Entries from a dataset:

☆ ☆ ☆ ☆

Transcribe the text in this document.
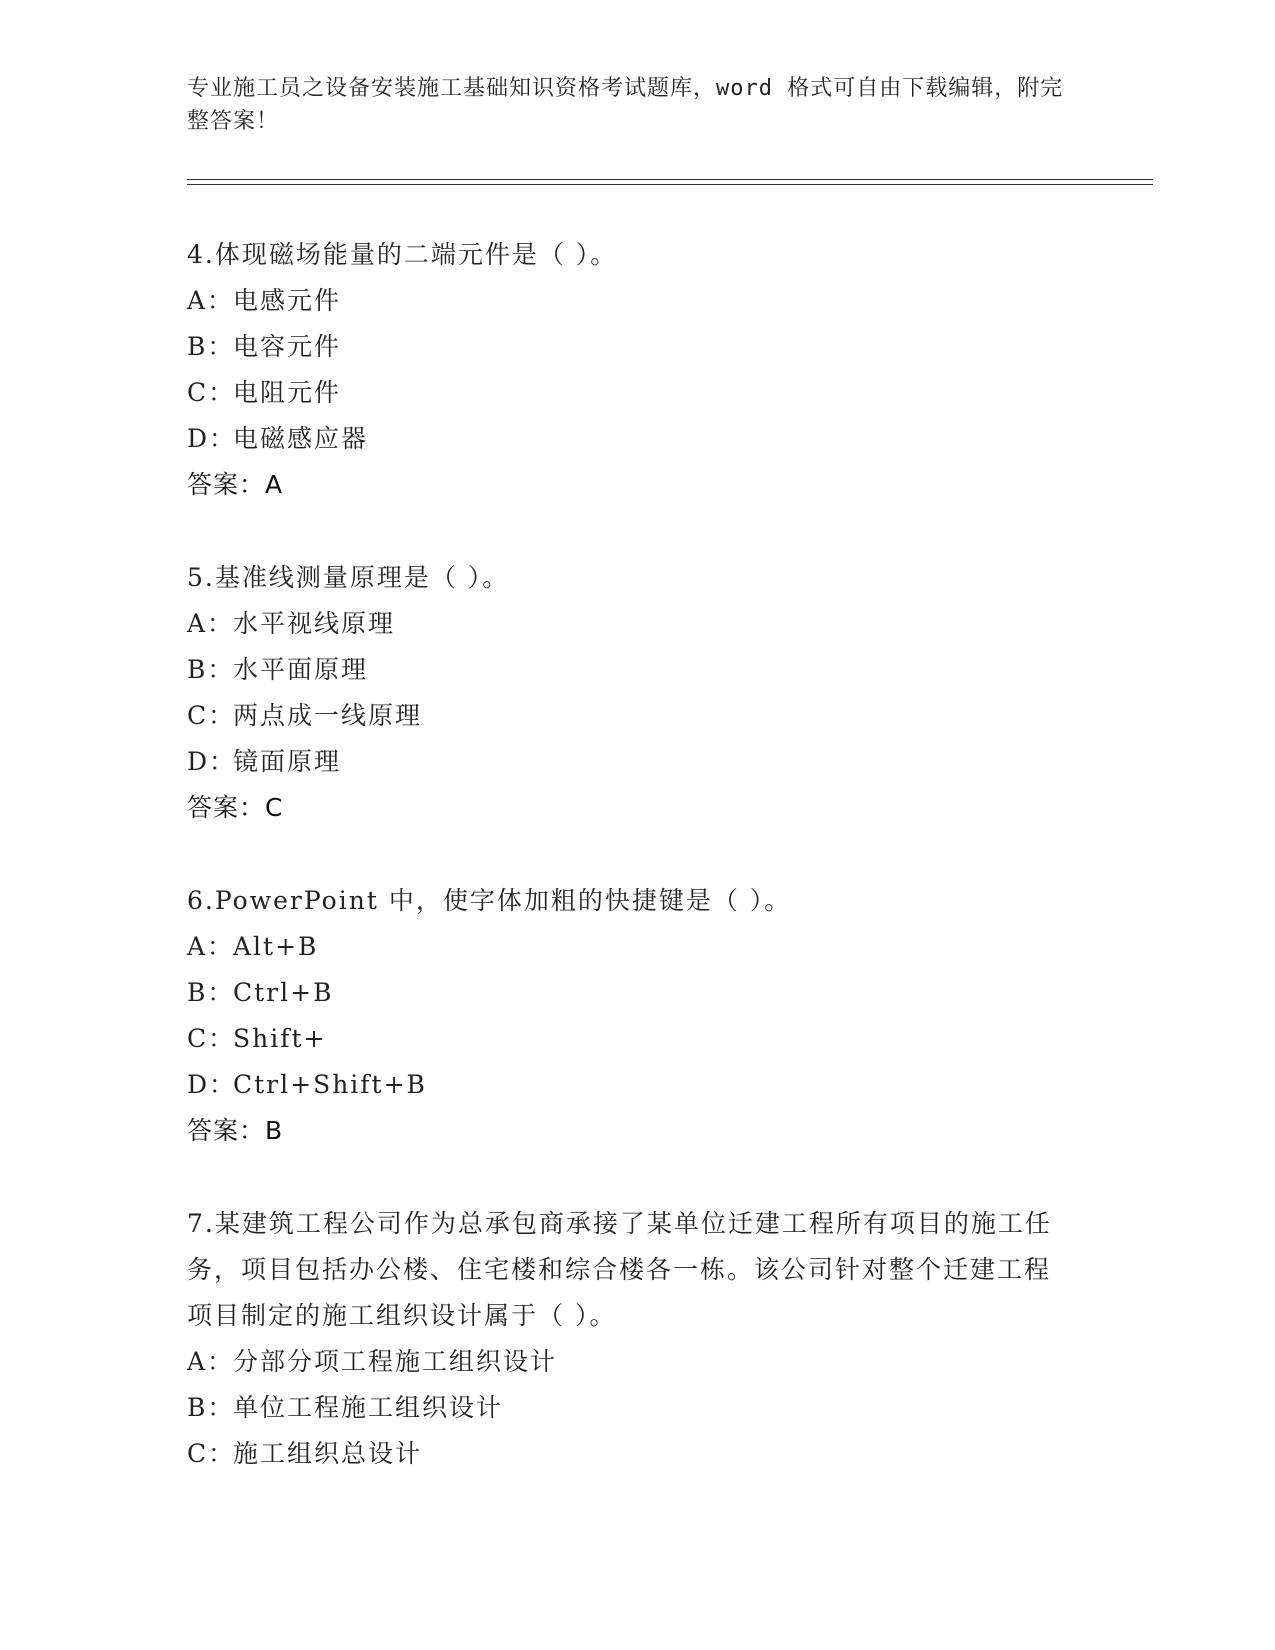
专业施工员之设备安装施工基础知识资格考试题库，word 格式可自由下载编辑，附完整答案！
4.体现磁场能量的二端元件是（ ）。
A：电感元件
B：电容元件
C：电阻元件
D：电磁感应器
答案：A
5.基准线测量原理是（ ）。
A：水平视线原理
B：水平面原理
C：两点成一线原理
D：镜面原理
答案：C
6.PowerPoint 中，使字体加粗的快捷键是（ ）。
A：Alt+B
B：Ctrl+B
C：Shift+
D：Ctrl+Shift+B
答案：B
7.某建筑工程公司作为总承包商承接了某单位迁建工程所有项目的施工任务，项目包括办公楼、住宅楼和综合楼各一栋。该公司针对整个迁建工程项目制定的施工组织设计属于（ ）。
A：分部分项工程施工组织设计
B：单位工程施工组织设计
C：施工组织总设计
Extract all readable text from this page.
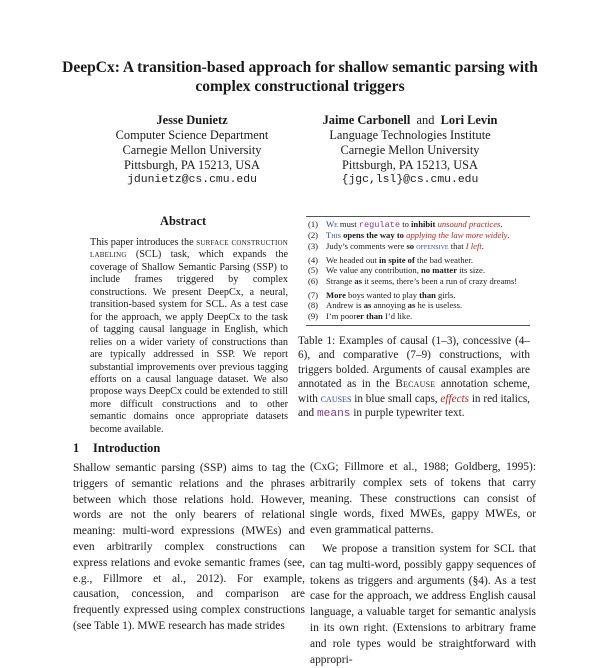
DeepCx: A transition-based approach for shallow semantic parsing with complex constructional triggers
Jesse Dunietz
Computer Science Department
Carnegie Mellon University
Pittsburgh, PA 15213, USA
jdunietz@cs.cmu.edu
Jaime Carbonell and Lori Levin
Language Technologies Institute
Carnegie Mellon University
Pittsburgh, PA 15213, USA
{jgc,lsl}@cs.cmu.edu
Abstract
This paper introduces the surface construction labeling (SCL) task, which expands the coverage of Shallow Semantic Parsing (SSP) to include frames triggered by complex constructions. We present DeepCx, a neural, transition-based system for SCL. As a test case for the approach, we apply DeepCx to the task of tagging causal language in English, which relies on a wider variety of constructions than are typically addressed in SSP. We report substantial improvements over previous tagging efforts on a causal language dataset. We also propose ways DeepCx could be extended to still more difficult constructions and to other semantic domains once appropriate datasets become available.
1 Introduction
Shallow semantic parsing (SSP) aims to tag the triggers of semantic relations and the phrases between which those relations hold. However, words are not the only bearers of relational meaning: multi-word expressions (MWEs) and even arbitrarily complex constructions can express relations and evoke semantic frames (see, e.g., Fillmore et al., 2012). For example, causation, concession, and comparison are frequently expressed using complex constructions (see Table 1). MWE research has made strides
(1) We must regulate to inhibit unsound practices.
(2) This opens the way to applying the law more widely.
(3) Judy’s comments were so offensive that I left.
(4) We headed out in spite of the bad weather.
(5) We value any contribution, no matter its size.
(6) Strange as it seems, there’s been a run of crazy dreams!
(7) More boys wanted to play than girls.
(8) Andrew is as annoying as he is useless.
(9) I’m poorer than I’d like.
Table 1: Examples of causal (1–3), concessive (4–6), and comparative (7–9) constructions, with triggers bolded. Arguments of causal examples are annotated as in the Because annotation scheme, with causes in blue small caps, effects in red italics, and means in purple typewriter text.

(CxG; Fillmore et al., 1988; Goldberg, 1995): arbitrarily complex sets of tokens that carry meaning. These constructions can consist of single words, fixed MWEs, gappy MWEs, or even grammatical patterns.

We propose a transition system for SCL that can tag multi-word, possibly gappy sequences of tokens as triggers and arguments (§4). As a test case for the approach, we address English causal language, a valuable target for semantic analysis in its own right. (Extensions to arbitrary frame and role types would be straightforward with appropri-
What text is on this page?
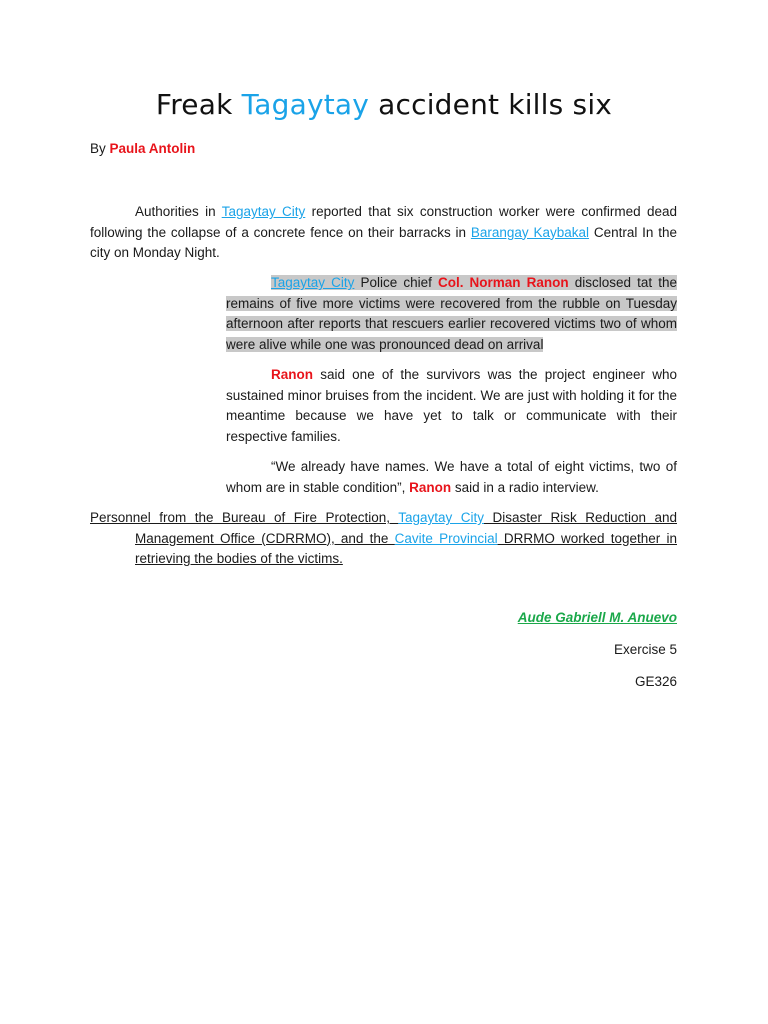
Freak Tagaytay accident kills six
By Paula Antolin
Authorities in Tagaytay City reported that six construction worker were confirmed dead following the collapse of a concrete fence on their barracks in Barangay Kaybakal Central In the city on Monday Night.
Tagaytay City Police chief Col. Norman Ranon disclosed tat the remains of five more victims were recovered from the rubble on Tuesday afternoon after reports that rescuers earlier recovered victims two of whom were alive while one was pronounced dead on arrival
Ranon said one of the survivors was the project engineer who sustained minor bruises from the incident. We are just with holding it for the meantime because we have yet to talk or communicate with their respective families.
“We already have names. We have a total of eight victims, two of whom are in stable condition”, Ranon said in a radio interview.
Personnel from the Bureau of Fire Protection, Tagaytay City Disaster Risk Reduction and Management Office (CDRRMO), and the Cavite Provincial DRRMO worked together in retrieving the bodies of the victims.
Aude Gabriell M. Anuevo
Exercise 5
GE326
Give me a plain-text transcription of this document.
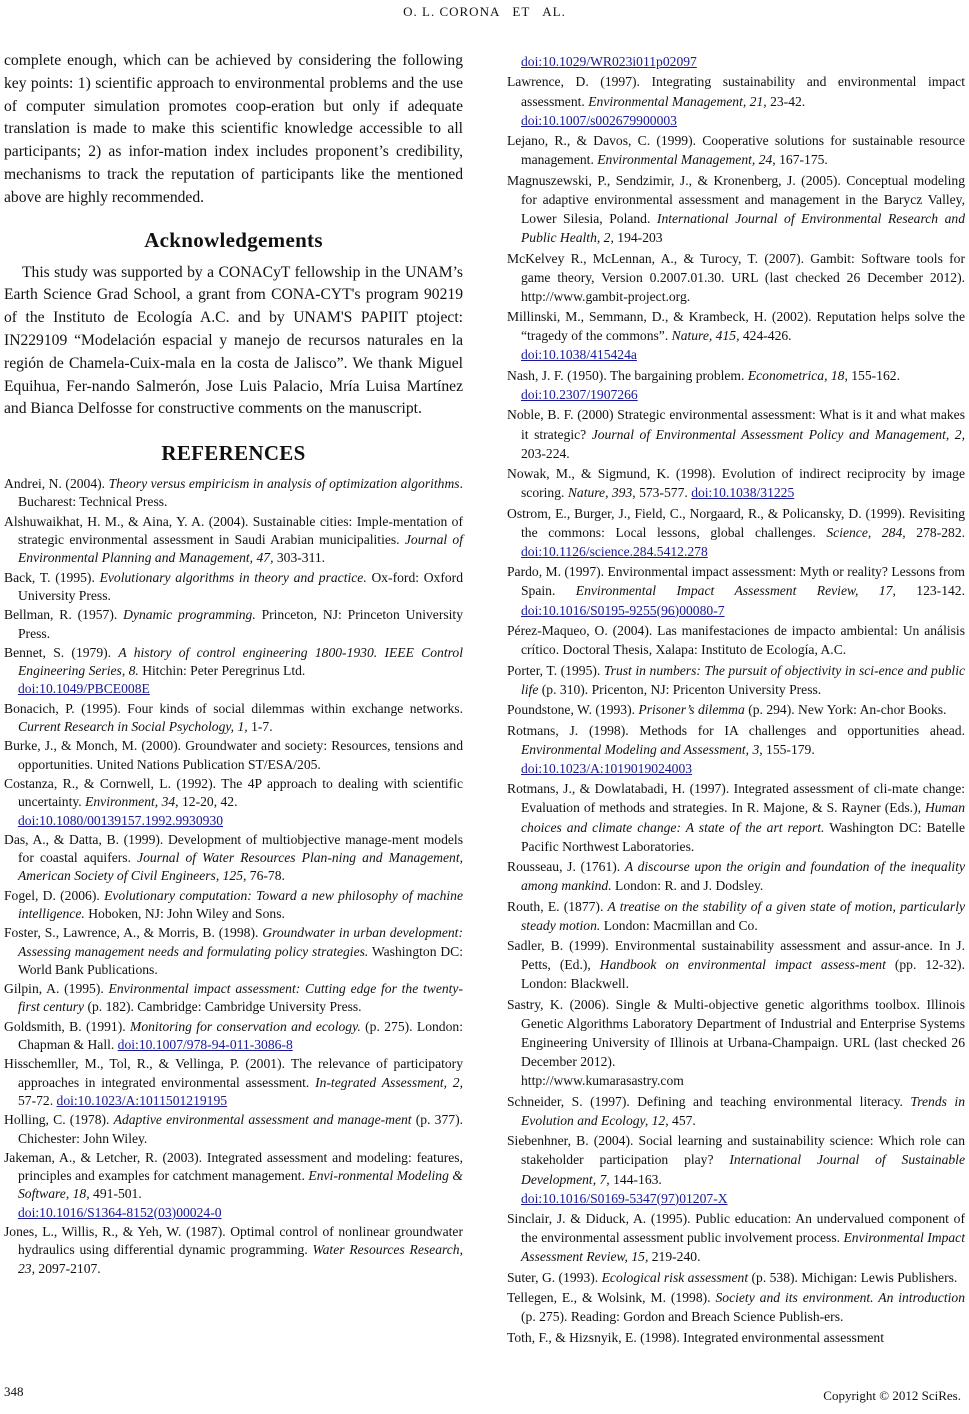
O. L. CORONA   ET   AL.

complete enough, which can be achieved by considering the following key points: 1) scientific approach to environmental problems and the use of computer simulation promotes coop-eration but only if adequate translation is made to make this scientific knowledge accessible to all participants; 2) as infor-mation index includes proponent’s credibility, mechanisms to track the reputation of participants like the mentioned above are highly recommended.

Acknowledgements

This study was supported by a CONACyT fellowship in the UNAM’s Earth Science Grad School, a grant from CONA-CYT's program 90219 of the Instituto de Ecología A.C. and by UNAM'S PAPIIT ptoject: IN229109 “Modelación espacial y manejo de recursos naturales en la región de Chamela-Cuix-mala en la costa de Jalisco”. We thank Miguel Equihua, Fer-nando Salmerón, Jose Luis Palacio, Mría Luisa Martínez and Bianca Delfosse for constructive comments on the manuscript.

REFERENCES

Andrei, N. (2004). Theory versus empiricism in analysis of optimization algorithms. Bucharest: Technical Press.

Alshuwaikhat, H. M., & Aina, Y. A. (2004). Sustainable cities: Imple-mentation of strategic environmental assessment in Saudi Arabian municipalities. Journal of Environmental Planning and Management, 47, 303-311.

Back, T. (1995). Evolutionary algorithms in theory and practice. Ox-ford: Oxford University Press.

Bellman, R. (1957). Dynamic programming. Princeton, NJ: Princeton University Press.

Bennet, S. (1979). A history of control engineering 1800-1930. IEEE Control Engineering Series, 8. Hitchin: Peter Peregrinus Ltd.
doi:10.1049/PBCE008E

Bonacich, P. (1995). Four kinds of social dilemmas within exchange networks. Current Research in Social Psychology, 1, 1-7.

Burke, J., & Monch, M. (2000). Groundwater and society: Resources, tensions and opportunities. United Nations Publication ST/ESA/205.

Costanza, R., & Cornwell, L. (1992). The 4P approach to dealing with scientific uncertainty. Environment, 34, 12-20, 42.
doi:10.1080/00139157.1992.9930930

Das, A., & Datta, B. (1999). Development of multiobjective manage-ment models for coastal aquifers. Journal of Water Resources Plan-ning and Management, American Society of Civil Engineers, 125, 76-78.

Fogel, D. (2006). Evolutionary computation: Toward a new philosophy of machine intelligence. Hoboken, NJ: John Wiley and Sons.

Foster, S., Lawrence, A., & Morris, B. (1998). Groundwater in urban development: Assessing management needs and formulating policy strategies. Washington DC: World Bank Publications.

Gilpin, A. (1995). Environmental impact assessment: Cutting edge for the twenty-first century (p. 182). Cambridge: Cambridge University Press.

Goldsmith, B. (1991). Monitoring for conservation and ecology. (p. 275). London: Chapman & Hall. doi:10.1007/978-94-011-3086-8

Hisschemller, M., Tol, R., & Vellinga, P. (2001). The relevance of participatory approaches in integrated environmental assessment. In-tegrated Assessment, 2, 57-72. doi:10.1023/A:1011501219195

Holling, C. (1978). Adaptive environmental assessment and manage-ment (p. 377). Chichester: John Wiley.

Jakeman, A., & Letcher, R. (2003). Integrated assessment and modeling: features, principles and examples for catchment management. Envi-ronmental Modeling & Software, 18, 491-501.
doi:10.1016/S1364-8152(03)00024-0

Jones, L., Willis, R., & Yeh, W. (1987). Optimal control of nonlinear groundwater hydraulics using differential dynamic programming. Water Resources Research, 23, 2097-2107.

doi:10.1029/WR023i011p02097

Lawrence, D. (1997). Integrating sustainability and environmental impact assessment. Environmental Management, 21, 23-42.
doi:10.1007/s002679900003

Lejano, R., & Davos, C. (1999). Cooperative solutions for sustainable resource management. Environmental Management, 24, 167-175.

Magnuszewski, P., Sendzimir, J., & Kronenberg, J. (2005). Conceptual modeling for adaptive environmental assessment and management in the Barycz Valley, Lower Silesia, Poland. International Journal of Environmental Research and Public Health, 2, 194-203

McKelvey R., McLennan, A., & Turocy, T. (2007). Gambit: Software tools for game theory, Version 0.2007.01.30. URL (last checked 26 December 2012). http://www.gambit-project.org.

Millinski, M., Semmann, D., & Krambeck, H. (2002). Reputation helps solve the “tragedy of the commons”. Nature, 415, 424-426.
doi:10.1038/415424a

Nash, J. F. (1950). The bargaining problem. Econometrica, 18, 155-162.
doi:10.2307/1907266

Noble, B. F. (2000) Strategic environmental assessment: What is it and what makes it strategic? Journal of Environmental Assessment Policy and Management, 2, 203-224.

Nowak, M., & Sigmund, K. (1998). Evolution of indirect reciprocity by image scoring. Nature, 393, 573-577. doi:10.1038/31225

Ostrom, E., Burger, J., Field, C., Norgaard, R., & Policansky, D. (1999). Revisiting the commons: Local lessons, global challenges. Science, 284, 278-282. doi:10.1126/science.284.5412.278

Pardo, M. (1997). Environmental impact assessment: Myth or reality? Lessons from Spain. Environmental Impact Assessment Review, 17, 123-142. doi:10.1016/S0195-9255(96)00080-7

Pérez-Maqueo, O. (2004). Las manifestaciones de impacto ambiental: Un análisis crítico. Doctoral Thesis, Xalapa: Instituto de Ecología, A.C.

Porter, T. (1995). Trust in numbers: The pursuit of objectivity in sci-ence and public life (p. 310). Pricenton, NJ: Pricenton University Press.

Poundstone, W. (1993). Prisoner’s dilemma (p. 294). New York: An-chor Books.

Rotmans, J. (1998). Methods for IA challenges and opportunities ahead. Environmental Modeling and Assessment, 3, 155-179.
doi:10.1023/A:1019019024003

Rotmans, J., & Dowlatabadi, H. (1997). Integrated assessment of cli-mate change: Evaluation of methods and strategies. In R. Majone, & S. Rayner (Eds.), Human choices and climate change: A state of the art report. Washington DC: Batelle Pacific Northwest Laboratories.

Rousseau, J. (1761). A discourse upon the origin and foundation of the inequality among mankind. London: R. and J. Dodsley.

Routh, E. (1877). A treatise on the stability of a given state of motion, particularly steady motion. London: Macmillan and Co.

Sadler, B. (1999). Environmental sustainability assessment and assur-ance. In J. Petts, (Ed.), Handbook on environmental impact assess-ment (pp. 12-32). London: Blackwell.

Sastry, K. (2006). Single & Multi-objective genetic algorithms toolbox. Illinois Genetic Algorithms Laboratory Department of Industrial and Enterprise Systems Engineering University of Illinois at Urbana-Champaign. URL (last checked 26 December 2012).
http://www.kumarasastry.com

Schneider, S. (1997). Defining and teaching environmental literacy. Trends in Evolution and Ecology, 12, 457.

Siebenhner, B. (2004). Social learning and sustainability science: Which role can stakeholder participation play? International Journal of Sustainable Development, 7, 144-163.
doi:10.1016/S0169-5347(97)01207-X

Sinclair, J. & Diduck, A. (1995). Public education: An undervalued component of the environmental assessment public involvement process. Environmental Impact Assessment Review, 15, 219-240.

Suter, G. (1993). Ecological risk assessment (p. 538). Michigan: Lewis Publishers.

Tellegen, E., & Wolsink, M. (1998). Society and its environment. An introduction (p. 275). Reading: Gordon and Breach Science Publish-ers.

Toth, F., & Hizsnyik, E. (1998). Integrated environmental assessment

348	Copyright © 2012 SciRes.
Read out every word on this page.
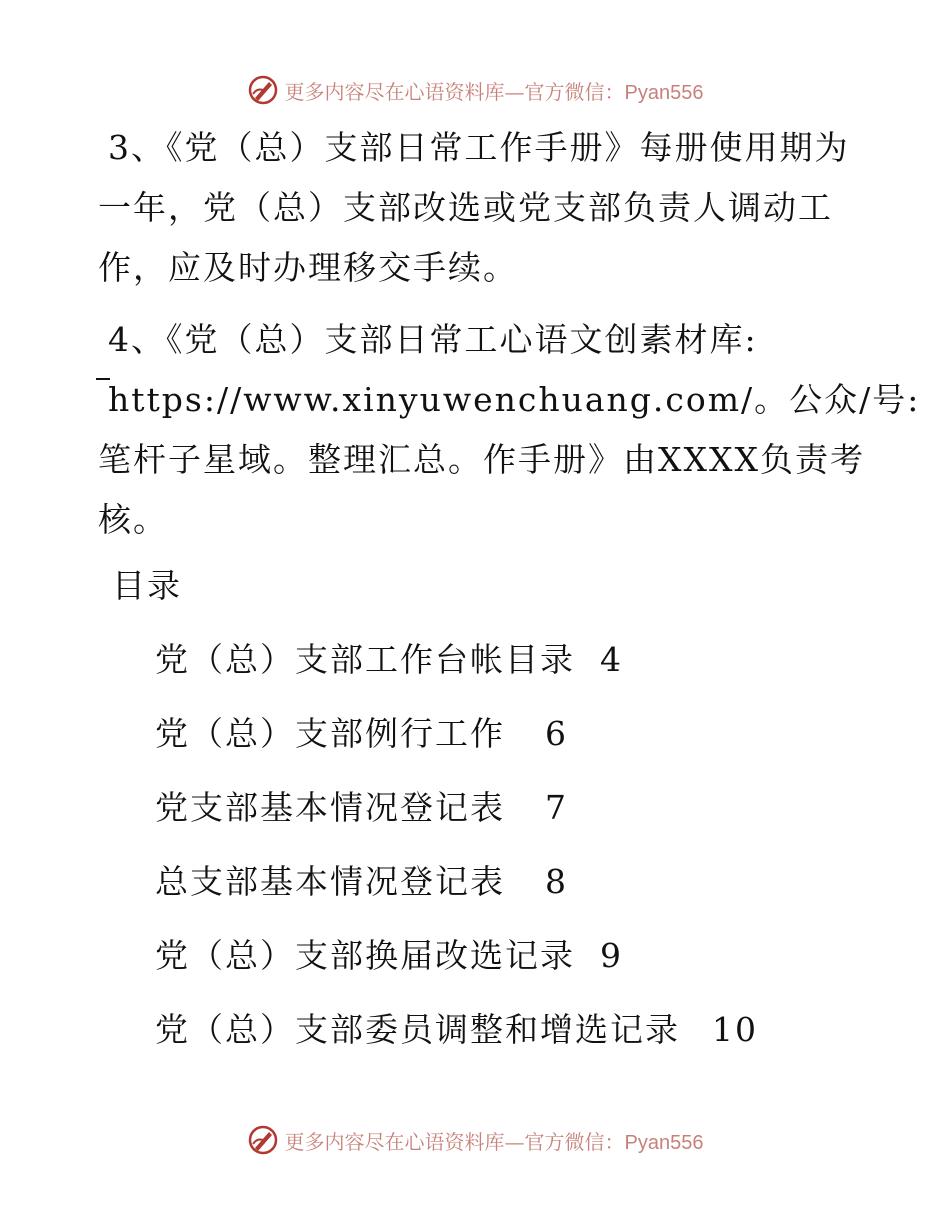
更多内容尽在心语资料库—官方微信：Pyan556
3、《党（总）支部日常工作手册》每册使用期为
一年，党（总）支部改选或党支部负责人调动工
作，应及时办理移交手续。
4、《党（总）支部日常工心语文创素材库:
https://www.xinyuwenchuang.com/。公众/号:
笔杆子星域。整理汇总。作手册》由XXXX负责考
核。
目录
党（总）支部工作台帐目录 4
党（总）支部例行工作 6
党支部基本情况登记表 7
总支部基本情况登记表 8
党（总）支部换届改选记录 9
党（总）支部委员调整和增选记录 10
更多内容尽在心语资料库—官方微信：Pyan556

☆ ☆ ☆ ☆

*Stated problem*:
Pick out lines containing the word "John", each one as written.

*Response to this exercise*:
Fogel, D. (2006). Evolutionary computation: Toward a new philosophy of machine intelligence. Hoboken, NJ: John Wiley and Sons.
Holling, C. (1978). Adaptive environmental assessment and manage-ment (p. 377). Chichester: John Wiley.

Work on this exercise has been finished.